──────── PROVIDED RECORDS

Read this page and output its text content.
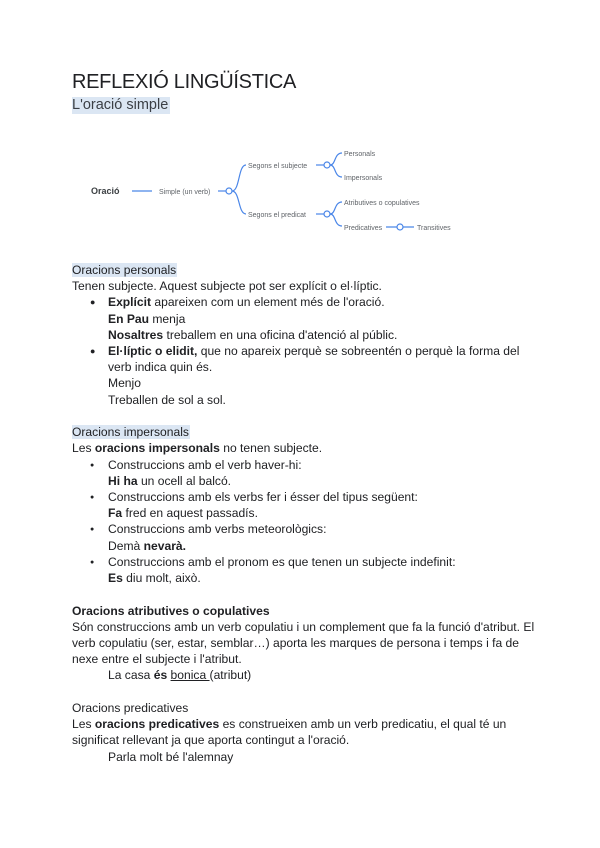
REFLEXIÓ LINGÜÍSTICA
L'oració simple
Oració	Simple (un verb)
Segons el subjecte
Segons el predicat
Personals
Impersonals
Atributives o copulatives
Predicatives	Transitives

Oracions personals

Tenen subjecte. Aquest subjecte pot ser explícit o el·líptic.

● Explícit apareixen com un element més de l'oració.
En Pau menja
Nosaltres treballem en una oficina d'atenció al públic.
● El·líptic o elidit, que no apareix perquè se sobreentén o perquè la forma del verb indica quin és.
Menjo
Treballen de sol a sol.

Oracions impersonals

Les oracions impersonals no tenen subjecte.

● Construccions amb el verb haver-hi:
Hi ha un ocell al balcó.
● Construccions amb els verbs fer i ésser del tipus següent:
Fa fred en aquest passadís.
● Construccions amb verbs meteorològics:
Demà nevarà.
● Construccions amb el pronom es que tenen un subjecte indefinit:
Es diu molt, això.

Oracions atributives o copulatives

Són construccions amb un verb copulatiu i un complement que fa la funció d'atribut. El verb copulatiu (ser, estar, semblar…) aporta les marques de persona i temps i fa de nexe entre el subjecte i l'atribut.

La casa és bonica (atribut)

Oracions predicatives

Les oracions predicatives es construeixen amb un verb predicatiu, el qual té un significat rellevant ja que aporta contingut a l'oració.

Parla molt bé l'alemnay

────────────────

**DIRECTIONS FOR THIS TASK**. Retype everything in the material word for word, minus pictures.

**RESPONSE TO THE EXERCISE**.
Read this page and output its text content.
REFLEXIÓ LINGÜÍSTICA
L'oració simple
Oració	Simple (un verb)
Segons el subjecte
Segons el predicat
Personals
Impersonals
Atributives o copulatives
Predicatives	Transitives

Oracions personals

Tenen subjecte. Aquest subjecte pot ser explícit o el·líptic.

● Explícit apareixen com un element més de l'oració.
En Pau menja
Nosaltres treballem en una oficina d'atenció al públic.
● El·líptic o elidit, que no apareix perquè se sobreentén o perquè la forma del verb indica quin és.
Menjo
Treballen de sol a sol.

Oracions impersonals

Les oracions impersonals no tenen subjecte.

● Construccions amb el verb haver-hi:
Hi ha un ocell al balcó.
● Construccions amb els verbs fer i ésser del tipus següent:
Fa fred en aquest passadís.
● Construccions amb verbs meteorològics:
Demà nevarà.
● Construccions amb el pronom es que tenen un subjecte indefinit:
Es diu molt, això.

Oracions atributives o copulatives

Són construccions amb un verb copulatiu i un complement que fa la funció d'atribut. El verb copulatiu (ser, estar, semblar…) aporta les marques de persona i temps i fa de nexe entre el subjecte i l'atribut.

La casa és bonica (atribut)

Oracions predicatives

Les oracions predicatives es construeixen amb un verb predicatiu, el qual té un significat rellevant ja que aporta contingut a l'oració.

Parla molt bé l'alemnay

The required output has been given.